#### Working data
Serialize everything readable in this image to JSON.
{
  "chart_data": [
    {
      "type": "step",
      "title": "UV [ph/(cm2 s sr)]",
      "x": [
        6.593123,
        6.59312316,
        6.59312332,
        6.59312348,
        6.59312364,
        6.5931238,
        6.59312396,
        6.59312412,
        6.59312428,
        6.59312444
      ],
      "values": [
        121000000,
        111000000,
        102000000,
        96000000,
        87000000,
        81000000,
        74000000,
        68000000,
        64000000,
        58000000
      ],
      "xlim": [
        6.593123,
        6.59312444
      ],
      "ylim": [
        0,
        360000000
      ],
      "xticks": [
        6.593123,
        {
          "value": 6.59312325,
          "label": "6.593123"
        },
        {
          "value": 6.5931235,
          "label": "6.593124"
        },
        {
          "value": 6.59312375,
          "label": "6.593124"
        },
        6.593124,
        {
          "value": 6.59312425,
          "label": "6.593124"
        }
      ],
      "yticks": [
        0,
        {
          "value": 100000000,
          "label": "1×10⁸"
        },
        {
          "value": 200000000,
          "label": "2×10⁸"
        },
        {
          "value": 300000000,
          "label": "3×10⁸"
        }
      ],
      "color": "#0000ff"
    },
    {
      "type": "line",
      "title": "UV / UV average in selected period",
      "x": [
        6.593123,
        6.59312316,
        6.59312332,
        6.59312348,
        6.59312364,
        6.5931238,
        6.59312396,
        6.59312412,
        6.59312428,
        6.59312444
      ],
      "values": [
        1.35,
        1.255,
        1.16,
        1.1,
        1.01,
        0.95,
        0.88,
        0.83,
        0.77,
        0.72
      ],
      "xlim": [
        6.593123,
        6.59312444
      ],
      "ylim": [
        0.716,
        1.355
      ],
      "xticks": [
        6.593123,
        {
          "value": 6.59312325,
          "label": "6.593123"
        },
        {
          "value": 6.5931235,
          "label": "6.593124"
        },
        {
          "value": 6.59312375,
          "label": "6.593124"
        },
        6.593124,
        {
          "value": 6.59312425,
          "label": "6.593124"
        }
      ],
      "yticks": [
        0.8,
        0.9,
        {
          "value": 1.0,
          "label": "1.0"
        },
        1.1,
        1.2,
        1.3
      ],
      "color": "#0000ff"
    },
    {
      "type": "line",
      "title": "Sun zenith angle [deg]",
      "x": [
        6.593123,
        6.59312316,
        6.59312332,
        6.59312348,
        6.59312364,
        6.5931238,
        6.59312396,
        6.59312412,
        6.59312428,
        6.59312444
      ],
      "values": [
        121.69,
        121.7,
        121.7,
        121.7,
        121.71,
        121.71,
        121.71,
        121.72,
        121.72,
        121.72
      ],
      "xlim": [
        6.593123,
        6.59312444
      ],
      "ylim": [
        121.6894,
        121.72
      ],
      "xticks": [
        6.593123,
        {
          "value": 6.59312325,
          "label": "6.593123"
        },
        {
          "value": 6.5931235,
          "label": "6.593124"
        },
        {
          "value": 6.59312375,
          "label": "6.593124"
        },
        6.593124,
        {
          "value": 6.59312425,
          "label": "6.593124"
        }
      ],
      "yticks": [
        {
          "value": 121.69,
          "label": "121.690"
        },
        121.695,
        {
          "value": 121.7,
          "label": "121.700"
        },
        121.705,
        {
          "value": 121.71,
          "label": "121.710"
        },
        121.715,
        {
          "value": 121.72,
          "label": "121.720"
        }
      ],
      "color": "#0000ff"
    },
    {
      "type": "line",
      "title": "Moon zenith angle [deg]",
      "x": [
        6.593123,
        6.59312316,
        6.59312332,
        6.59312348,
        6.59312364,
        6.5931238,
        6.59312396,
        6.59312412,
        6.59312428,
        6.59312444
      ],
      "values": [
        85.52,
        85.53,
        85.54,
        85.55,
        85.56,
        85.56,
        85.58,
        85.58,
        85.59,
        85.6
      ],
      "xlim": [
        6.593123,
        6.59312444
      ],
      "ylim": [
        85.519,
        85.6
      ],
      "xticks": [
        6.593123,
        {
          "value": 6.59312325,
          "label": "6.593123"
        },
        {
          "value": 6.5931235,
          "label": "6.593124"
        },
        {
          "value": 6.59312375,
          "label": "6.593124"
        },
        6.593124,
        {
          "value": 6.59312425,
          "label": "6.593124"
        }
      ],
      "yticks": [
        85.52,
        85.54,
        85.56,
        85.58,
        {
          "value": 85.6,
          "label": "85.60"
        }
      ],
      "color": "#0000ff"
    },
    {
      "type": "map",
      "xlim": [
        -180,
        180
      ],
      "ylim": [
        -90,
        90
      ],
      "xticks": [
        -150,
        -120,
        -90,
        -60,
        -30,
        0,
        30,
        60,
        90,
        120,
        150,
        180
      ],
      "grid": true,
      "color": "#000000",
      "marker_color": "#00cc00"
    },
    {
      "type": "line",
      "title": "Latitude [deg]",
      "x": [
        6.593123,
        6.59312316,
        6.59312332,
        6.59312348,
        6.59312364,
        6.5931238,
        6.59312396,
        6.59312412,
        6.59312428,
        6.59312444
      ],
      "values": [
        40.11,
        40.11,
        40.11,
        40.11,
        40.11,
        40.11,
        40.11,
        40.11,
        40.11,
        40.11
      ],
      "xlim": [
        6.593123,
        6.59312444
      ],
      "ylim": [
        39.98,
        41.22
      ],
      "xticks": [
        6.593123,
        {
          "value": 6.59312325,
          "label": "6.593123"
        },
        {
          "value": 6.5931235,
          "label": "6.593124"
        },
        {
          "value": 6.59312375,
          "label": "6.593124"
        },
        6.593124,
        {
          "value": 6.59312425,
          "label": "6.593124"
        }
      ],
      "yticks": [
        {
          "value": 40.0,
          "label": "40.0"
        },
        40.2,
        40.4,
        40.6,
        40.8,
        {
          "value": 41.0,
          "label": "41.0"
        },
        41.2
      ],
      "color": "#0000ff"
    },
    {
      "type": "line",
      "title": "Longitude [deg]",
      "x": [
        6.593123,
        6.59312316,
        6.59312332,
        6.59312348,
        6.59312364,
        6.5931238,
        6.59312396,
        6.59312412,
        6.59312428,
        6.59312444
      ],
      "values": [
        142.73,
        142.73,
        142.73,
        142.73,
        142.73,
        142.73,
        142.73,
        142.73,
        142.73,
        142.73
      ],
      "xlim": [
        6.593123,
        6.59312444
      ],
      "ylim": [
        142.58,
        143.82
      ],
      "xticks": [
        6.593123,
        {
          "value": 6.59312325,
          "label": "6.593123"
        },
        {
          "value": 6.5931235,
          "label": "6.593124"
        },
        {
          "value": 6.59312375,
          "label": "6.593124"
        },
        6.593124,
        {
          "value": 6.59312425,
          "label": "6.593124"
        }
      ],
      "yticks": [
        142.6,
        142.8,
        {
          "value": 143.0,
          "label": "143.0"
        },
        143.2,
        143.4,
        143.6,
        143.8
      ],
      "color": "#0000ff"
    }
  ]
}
########
**Your instructions:** Pull out the lines above in which the word "zenith" appears.

**Answer to the exercise:**
      "title": "Sun zenith angle [deg]",
      "title": "Moon zenith angle [deg]",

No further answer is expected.